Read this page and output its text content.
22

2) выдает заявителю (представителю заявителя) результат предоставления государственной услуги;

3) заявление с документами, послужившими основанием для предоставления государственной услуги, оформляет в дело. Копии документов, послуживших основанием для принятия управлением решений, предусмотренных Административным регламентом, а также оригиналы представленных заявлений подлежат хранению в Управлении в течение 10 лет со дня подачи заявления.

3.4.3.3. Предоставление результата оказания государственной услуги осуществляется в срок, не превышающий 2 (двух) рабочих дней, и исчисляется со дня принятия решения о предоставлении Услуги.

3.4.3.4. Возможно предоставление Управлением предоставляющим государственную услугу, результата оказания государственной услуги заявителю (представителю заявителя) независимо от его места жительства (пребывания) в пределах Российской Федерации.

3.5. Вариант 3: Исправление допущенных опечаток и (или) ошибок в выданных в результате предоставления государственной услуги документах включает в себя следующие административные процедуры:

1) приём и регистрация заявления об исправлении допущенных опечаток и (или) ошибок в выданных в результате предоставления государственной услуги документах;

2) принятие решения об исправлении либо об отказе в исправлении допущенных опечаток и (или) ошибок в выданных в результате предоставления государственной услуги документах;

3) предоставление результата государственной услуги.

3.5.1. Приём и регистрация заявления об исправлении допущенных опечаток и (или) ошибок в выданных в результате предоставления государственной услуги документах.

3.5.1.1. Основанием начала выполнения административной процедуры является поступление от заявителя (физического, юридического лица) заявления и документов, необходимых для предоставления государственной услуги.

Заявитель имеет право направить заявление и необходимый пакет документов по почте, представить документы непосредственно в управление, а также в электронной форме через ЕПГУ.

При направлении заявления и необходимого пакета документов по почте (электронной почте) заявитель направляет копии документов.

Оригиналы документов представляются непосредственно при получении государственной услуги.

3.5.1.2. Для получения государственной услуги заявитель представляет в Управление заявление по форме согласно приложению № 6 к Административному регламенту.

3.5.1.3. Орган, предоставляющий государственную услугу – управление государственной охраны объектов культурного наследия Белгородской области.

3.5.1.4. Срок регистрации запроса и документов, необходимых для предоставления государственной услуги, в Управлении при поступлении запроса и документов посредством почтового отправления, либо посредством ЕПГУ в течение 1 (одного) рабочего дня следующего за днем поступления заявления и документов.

* Description of the task:
Pick out all lines containing the string "форме".

* In response:
Заявитель имеет право направить заявление и необходимый пакет документов по почте, представить документы непосредственно в управление, а также в электронной форме через ЕПГУ.
3.5.1.2. Для получения государственной услуги заявитель представляет в Управление заявление по форме согласно приложению № 6 к Административному регламенту.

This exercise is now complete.